● **TASK DETAILS**: Turn every row below into a numbered list with one row per item, and leave out any blank lines.

━━━ DATA PROVIDED

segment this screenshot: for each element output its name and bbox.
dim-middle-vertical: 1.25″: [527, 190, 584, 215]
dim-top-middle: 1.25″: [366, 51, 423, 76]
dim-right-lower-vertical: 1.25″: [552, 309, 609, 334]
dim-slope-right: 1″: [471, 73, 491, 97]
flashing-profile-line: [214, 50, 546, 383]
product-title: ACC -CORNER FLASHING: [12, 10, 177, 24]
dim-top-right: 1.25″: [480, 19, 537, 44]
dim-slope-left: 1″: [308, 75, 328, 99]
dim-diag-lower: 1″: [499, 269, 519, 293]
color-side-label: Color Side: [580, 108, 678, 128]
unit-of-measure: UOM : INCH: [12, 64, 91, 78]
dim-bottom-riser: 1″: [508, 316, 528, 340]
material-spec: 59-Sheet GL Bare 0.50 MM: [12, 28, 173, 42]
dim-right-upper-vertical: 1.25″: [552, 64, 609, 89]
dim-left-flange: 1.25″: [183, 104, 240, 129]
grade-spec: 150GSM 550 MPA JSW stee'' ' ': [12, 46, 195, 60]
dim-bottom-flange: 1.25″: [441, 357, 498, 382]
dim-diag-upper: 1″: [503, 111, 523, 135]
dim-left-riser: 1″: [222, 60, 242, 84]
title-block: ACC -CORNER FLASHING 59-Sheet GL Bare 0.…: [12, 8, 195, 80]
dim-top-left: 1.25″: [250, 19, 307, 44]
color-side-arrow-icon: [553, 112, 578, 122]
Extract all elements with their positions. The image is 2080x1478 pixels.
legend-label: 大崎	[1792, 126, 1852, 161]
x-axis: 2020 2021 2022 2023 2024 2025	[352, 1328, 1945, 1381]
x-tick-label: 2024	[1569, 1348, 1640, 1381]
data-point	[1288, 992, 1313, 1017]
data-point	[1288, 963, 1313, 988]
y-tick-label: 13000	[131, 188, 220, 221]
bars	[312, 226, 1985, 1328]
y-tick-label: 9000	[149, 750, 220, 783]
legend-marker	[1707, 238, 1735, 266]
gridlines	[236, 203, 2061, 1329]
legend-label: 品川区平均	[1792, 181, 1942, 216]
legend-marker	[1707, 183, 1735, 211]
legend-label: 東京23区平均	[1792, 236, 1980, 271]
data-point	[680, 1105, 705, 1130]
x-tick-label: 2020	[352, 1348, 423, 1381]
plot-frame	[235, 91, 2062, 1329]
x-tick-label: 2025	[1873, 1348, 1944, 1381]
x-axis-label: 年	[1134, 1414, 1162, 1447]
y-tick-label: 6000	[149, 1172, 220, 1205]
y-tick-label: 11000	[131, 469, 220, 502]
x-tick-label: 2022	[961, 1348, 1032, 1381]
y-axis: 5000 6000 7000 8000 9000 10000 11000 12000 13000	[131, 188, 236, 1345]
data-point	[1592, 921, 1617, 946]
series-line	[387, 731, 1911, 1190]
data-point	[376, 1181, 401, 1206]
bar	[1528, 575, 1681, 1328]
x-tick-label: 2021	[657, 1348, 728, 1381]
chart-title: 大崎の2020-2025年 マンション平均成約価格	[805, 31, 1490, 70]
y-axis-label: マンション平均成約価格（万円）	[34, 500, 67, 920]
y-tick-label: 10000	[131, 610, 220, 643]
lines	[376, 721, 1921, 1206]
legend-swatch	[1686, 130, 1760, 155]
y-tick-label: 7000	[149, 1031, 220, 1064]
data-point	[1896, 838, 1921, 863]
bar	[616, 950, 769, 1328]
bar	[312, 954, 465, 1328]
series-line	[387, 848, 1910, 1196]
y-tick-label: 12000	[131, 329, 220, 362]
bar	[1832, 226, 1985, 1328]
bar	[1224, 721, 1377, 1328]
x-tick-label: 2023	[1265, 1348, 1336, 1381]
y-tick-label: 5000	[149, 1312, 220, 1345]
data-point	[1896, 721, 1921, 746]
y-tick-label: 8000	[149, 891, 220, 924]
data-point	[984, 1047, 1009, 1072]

━━━━━━

● **TASK ANSWER**:
1. segment this screenshot: for each element output its name and bbox.
2. dim-middle-vertical: 1.25″: [527, 190, 584, 215]
3. dim-top-middle: 1.25″: [366, 51, 423, 76]
4. dim-right-lower-vertical: 1.25″: [552, 309, 609, 334]
5. dim-slope-right: 1″: [471, 73, 491, 97]
6. flashing-profile-line: [214, 50, 546, 383]
7. product-title: ACC -CORNER FLASHING: [12, 10, 177, 24]
8. dim-top-right: 1.25″: [480, 19, 537, 44]
9. dim-slope-left: 1″: [308, 75, 328, 99]
10. dim-diag-lower: 1″: [499, 269, 519, 293]
11. color-side-label: Color Side: [580, 108, 678, 128]
12. unit-of-measure: UOM : INCH: [12, 64, 91, 78]
13. dim-bottom-riser: 1″: [508, 316, 528, 340]
14. material-spec: 59-Sheet GL Bare 0.50 MM: [12, 28, 173, 42]
15. dim-right-upper-vertical: 1.25″: [552, 64, 609, 89]
16. dim-left-flange: 1.25″: [183, 104, 240, 129]
17. grade-spec: 150GSM 550 MPA JSW stee'' ' ': [12, 46, 195, 60]
18. dim-bottom-flange: 1.25″: [441, 357, 498, 382]
19. dim-diag-upper: 1″: [503, 111, 523, 135]
20. dim-left-riser: 1″: [222, 60, 242, 84]
21. title-block: ACC -CORNER FLASHING 59-Sheet GL Bare 0.…: [12, 8, 195, 80]
22. dim-top-left: 1.25″: [250, 19, 307, 44]
23. color-side-arrow-icon: [553, 112, 578, 122]
24. Extract all elements with their positions. The image is 2080x1478 pixels.
25. legend-label: 大崎	[1792, 126, 1852, 161]
26. x-axis: 2020 2021 2022 2023 2024 2025	[352, 1328, 1945, 1381]
27. x-tick-label: 2024	[1569, 1348, 1640, 1381]
28. data-point	[1288, 992, 1313, 1017]
29. data-point	[1288, 963, 1313, 988]
30. y-tick-label: 13000	[131, 188, 220, 221]
31. bars	[312, 226, 1985, 1328]
32. y-tick-label: 9000	[149, 750, 220, 783]
33. legend-marker	[1707, 238, 1735, 266]
34. gridlines	[236, 203, 2061, 1329]
35. legend-label: 品川区平均	[1792, 181, 1942, 216]
36. legend-marker	[1707, 183, 1735, 211]
37. legend-label: 東京23区平均	[1792, 236, 1980, 271]
38. data-point	[680, 1105, 705, 1130]
39. x-tick-label: 2020	[352, 1348, 423, 1381]
40. plot-frame	[235, 91, 2062, 1329]
41. x-tick-label: 2025	[1873, 1348, 1944, 1381]
42. x-axis-label: 年	[1134, 1414, 1162, 1447]
43. y-tick-label: 6000	[149, 1172, 220, 1205]
44. y-tick-label: 11000	[131, 469, 220, 502]
45. x-tick-label: 2022	[961, 1348, 1032, 1381]
46. y-axis: 5000 6000 7000 8000 9000 10000 11000 12000 13000	[131, 188, 236, 1345]
47. data-point	[1592, 921, 1617, 946]
48. series-line	[387, 731, 1911, 1190]
49. data-point	[376, 1181, 401, 1206]
50. bar	[1528, 575, 1681, 1328]
51. x-tick-label: 2021	[657, 1348, 728, 1381]
52. chart-title: 大崎の2020-2025年 マンション平均成約価格	[805, 31, 1490, 70]
53. y-axis-label: マンション平均成約価格（万円）	[34, 500, 67, 920]
54. y-tick-label: 10000	[131, 610, 220, 643]
55. lines	[376, 721, 1921, 1206]
56. legend-swatch	[1686, 130, 1760, 155]
57. y-tick-label: 7000	[149, 1031, 220, 1064]
58. data-point	[1896, 838, 1921, 863]
59. bar	[616, 950, 769, 1328]
60. bar	[312, 954, 465, 1328]
61. series-line	[387, 848, 1910, 1196]
62. y-tick-label: 12000	[131, 329, 220, 362]
63. bar	[1832, 226, 1985, 1328]
64. bar	[1224, 721, 1377, 1328]
65. x-tick-label: 2023	[1265, 1348, 1336, 1381]
66. y-tick-label: 5000	[149, 1312, 220, 1345]
67. data-point	[1896, 721, 1921, 746]
68. y-tick-label: 8000	[149, 891, 220, 924]
69. data-point	[984, 1047, 1009, 1072]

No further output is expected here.